• THE PROBLEM
Copy out each line of the data holding "Hypothesis".

(Dataset records)
## Begin

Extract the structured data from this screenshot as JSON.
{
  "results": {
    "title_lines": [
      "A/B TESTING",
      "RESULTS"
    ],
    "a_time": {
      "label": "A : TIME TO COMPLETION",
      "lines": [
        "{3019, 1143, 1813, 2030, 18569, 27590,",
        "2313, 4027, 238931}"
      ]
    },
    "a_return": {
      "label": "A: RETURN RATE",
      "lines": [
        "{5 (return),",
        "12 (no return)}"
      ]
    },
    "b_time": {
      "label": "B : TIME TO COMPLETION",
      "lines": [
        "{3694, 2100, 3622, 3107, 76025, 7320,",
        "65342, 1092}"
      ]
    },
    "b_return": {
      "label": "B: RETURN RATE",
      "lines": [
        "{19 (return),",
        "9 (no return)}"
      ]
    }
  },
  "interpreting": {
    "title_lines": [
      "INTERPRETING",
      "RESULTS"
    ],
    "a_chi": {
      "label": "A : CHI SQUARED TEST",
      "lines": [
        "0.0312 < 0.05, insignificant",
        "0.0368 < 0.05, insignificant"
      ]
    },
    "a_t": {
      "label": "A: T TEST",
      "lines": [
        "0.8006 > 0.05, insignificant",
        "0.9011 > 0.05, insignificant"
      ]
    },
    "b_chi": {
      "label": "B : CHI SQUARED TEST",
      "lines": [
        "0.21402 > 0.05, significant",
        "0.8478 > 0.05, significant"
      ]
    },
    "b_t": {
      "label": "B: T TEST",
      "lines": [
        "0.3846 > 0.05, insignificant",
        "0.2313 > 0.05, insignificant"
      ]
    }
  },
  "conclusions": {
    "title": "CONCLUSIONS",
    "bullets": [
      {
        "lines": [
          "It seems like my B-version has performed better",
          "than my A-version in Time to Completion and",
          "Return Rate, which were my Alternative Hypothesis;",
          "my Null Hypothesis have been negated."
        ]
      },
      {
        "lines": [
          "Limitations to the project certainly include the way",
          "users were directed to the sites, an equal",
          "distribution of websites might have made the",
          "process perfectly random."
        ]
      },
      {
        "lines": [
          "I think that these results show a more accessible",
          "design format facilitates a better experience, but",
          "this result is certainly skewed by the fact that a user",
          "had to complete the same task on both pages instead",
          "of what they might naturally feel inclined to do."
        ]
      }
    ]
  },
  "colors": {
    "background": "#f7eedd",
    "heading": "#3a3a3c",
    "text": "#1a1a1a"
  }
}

## End

• SOLUTION TO THIS PROBLEM
          "Return Rate, which were my Alternative Hypothesis;",
          "my Null Hypothesis have been negated."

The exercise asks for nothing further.